- _What is asked_: Copy all the entries word for word, but omit the pictures.

(Data items)
-*-*-

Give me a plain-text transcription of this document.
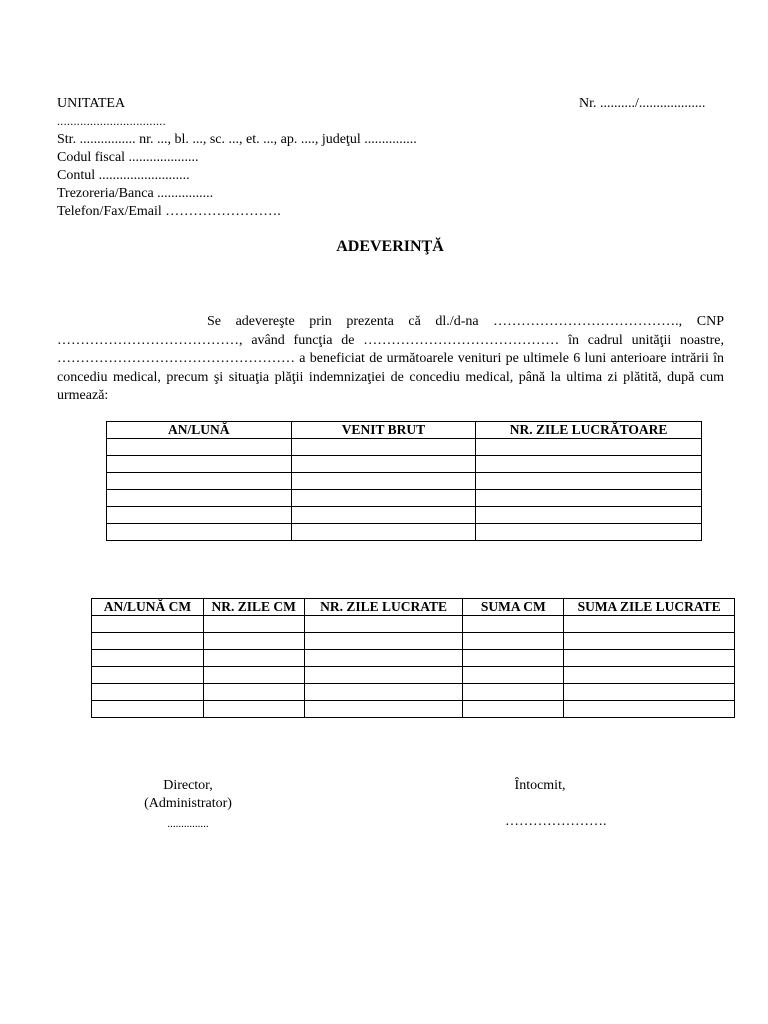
UNITATEA	Nr. ........../...................
.................................
Str. ................ nr. ..., bl. ..., sc. ..., et. ..., ap. ...., judeţul ...............
Codul fiscal ....................
Contul ..........................
Trezoreria/Banca ................
Telefon/Fax/Email …………………….
ADEVERINŢĂ
Se adevereşte prin prezenta că dl./d-na …………………………………., CNP …………………………………, având funcţia de …………………………………… în cadrul unităţii noastre, …………………………………………… a beneficiat de următoarele venituri pe ultimele 6 luni anterioare intrării în concediu medical, precum şi situaţia plăţii indemnizaţiei de concediu medical, până la ultima zi plătită, după cum urmează:
AN/LUNĂ	VENIT BRUT	NR. ZILE LUCRĂTOARE

AN/LUNĂ CM	NR. ZILE CM	NR. ZILE LUCRATE	SUMA CM	SUMA ZILE LUCRATE

Director,
(Administrator)
...............
Întocmit,
………………….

-*-*-

- _Answer to the exercise_:
Give me a plain-text transcription of this document.
UNITATEA	Nr. ........../...................
.................................
Str. ................ nr. ..., bl. ..., sc. ..., et. ..., ap. ...., judeţul ...............
Codul fiscal ....................
Contul ..........................
Trezoreria/Banca ................
Telefon/Fax/Email …………………….
ADEVERINŢĂ
Se adevereşte prin prezenta că dl./d-na …………………………………., CNP …………………………………, având funcţia de …………………………………… în cadrul unităţii noastre, …………………………………………… a beneficiat de următoarele venituri pe ultimele 6 luni anterioare intrării în concediu medical, precum şi situaţia plăţii indemnizaţiei de concediu medical, până la ultima zi plătită, după cum urmează:
AN/LUNĂ	VENIT BRUT	NR. ZILE LUCRĂTOARE

AN/LUNĂ CM	NR. ZILE CM	NR. ZILE LUCRATE	SUMA CM	SUMA ZILE LUCRATE

Director,
(Administrator)
...............
Întocmit,
………………….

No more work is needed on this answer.